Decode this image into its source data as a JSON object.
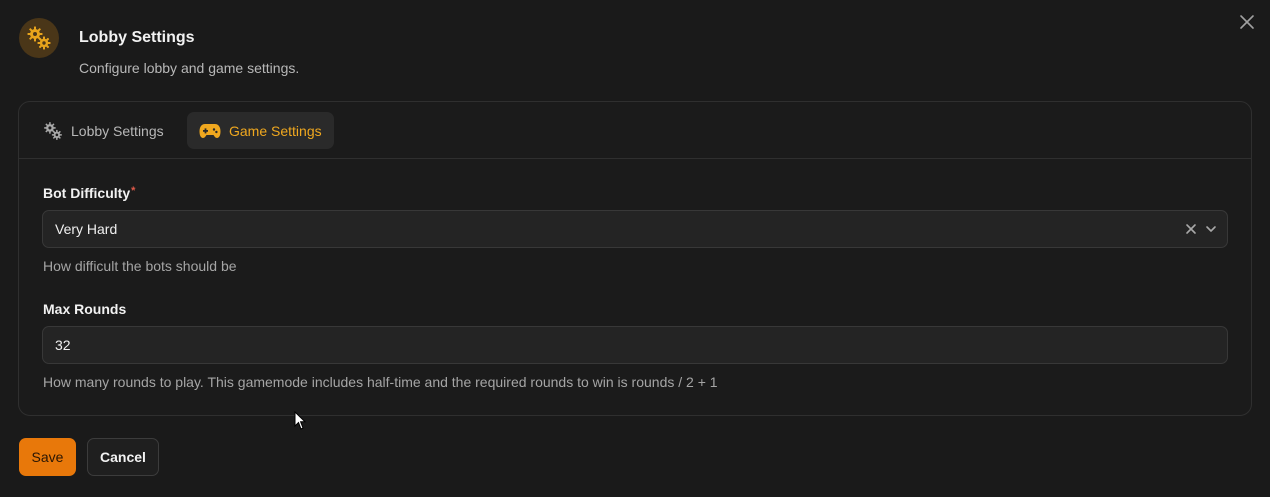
{
  "header": {
    "title": "Lobby Settings",
    "subtitle": "Configure lobby and game settings."
  },
  "tabs": [
    {
      "label": "Lobby Settings",
      "icon": "gears-icon",
      "active": false
    },
    {
      "label": "Game Settings",
      "icon": "gamepad-icon",
      "active": true
    }
  ],
  "fields": {
    "bot_difficulty": {
      "label": "Bot Difficulty",
      "required_marker": "*",
      "value": "Very Hard",
      "help": "How difficult the bots should be"
    },
    "max_rounds": {
      "label": "Max Rounds",
      "value": "32",
      "help": "How many rounds to play. This gamemode includes half-time and the required rounds to win is rounds / 2 + 1"
    }
  },
  "buttons": {
    "save": "Save",
    "cancel": "Cancel"
  },
  "colors": {
    "accent": "#f0a81f",
    "save_bg": "#e8780a",
    "required": "#e05a4a",
    "background": "#1a1a1a"
  }
}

************

• Exercise: Determine the number of lines in the listing that contain the string "label". Write that number and nothing else.

• The result: 4